• _Data supplied_:
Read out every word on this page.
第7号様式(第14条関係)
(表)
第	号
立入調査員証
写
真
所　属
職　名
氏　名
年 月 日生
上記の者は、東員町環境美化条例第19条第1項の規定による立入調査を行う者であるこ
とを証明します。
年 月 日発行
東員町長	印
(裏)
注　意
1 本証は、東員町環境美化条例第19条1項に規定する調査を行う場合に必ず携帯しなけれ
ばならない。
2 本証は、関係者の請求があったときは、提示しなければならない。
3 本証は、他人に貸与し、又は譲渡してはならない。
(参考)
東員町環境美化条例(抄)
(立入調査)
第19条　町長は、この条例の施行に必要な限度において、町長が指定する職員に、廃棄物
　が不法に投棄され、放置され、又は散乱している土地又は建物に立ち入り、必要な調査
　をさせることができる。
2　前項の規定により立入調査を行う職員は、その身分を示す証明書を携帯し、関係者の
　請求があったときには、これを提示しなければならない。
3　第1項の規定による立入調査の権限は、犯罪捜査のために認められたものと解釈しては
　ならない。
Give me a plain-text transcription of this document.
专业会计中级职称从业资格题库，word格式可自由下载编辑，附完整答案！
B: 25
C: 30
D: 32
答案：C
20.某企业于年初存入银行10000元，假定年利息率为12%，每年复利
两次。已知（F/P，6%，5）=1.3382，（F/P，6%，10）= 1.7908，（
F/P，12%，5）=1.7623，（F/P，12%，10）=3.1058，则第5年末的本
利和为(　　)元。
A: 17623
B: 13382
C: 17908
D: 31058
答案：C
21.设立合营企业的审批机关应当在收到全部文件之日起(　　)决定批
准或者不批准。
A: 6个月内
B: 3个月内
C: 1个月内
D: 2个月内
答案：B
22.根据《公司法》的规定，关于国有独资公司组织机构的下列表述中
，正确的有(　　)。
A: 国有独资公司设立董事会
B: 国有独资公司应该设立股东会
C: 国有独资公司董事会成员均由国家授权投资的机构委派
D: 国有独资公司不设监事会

• _What is expected_:
Set all of the records down again, exactly as they stand.

• _Task solution_:
Read out every word on this page.
第7号様式(第14条関係)
(表)
第	号
立入調査員証
写
真
所　属
職　名
氏　名
年 月 日生
上記の者は、東員町環境美化条例第19条第1項の規定による立入調査を行う者であるこ
とを証明します。
年 月 日発行
東員町長	印
(裏)
注　意
1 本証は、東員町環境美化条例第19条1項に規定する調査を行う場合に必ず携帯しなけれ
ばならない。
2 本証は、関係者の請求があったときは、提示しなければならない。
3 本証は、他人に貸与し、又は譲渡してはならない。
(参考)
東員町環境美化条例(抄)
(立入調査)
第19条　町長は、この条例の施行に必要な限度において、町長が指定する職員に、廃棄物
　が不法に投棄され、放置され、又は散乱している土地又は建物に立ち入り、必要な調査
　をさせることができる。
2　前項の規定により立入調査を行う職員は、その身分を示す証明書を携帯し、関係者の
　請求があったときには、これを提示しなければならない。
3　第1項の規定による立入調査の権限は、犯罪捜査のために認められたものと解釈しては
　ならない。
Give me a plain-text transcription of this document.
专业会计中级职称从业资格题库，word格式可自由下载编辑，附完整答案！
B: 25
C: 30
D: 32
答案：C
20.某企业于年初存入银行10000元，假定年利息率为12%，每年复利
两次。已知（F/P，6%，5）=1.3382，（F/P，6%，10）= 1.7908，（
F/P，12%，5）=1.7623，（F/P，12%，10）=3.1058，则第5年末的本
利和为(　　)元。
A: 17623
B: 13382
C: 17908
D: 31058
答案：C
21.设立合营企业的审批机关应当在收到全部文件之日起(　　)决定批
准或者不批准。
A: 6个月内
B: 3个月内
C: 1个月内
D: 2个月内
答案：B
22.根据《公司法》的规定，关于国有独资公司组织机构的下列表述中
，正确的有(　　)。
A: 国有独资公司设立董事会
B: 国有独资公司应该设立股东会
C: 国有独资公司董事会成员均由国家授权投资的机构委派
D: 国有独资公司不设监事会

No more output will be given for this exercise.